◆ Written instruction: Please count the lines in the listing below where the word "JSON" appears. Give the number only.

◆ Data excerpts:
□ □ □

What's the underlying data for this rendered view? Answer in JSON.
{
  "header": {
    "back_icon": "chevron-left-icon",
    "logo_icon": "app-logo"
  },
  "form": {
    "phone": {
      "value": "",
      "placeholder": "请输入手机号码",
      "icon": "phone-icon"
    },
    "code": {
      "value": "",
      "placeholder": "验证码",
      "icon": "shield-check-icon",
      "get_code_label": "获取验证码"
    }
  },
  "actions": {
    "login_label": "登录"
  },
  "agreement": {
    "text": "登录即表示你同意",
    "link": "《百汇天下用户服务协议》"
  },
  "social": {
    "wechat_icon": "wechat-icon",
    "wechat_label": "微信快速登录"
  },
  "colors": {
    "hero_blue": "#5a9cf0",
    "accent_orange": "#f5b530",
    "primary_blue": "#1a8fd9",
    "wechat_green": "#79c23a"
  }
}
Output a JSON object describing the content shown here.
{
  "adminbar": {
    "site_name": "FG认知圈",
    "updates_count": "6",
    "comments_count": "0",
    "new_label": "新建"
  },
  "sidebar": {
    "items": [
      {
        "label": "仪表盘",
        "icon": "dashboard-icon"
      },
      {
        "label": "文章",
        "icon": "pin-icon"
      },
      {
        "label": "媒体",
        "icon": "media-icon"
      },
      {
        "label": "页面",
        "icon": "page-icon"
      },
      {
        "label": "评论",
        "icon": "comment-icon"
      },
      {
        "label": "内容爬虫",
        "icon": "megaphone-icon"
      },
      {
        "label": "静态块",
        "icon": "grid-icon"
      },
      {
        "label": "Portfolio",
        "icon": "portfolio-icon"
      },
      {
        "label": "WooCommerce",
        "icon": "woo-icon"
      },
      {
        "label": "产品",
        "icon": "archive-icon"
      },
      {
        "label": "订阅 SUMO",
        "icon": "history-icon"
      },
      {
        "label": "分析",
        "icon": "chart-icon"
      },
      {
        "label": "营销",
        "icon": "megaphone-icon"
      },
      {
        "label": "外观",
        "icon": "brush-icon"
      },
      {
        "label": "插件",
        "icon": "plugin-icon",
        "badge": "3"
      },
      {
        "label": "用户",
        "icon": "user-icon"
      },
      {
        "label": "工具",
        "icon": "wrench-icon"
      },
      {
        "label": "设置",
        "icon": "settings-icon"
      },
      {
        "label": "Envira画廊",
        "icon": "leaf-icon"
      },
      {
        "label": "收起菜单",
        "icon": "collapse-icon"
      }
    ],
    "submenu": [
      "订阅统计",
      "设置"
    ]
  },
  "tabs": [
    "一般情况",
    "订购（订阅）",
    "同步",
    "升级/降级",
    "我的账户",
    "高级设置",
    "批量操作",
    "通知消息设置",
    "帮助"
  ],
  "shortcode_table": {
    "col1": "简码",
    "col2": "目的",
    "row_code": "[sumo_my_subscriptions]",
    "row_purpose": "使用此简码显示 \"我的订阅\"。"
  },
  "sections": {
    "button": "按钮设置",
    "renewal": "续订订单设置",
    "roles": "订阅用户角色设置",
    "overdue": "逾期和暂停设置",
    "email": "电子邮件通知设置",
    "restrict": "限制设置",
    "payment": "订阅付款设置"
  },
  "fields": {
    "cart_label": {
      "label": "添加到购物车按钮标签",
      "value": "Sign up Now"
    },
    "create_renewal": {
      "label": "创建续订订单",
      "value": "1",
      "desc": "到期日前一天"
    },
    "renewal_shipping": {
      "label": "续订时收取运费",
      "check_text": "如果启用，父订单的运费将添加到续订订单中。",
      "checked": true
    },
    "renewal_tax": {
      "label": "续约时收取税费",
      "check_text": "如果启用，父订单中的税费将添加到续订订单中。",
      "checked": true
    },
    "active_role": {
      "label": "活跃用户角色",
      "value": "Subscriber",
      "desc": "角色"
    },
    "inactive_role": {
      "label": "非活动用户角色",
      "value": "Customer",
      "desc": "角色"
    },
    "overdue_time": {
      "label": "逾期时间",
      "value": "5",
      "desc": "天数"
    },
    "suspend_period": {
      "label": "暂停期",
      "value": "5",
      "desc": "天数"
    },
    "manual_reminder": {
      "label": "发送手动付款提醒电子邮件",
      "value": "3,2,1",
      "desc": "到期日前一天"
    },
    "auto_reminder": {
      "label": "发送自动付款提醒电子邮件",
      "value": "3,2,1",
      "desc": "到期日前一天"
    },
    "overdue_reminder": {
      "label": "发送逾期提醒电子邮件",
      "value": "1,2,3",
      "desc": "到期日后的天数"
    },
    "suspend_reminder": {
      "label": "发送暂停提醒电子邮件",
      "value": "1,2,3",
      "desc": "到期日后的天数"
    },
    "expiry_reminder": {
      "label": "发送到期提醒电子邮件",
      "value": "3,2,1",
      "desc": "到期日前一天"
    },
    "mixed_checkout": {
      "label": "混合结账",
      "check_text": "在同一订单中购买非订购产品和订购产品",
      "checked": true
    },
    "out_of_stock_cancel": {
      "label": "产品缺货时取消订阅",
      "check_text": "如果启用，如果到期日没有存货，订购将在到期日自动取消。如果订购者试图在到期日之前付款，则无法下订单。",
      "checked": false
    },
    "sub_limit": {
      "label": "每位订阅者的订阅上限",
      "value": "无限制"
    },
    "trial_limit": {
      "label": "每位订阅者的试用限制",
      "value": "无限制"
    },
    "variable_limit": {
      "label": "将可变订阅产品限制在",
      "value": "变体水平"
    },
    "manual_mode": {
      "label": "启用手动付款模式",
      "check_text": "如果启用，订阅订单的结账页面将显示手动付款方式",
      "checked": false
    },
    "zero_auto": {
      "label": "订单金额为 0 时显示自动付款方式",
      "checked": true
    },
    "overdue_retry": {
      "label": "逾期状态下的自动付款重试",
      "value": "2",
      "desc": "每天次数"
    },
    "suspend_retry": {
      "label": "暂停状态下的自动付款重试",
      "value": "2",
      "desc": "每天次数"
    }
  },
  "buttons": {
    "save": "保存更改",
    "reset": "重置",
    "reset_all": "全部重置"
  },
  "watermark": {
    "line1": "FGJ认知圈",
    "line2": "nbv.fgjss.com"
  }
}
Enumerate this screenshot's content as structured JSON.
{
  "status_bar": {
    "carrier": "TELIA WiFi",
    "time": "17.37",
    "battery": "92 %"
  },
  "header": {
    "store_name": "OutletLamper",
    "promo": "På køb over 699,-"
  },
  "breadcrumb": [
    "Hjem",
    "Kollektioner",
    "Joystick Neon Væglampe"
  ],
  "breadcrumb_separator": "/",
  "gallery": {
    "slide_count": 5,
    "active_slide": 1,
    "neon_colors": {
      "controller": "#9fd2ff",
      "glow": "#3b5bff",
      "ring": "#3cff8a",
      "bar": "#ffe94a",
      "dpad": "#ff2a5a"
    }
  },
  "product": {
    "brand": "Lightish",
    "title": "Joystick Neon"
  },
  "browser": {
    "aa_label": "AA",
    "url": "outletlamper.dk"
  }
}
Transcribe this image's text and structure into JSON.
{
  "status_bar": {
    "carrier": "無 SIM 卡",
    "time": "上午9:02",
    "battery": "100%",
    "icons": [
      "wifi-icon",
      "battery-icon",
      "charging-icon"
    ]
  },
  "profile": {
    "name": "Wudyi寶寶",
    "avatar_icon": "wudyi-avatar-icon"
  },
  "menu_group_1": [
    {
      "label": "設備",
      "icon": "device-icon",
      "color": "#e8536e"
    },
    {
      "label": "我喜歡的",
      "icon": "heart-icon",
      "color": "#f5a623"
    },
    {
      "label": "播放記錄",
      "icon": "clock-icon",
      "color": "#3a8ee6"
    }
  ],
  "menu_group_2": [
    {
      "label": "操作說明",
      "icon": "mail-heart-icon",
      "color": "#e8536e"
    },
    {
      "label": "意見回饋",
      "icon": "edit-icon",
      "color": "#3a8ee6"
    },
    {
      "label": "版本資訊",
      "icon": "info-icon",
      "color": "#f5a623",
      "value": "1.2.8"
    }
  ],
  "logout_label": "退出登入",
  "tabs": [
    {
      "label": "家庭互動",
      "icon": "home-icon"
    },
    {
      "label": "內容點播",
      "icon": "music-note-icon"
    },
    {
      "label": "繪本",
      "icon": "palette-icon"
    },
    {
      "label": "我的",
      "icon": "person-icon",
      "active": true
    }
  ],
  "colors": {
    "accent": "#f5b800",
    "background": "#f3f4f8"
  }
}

□ □ □

◆ Task response: 4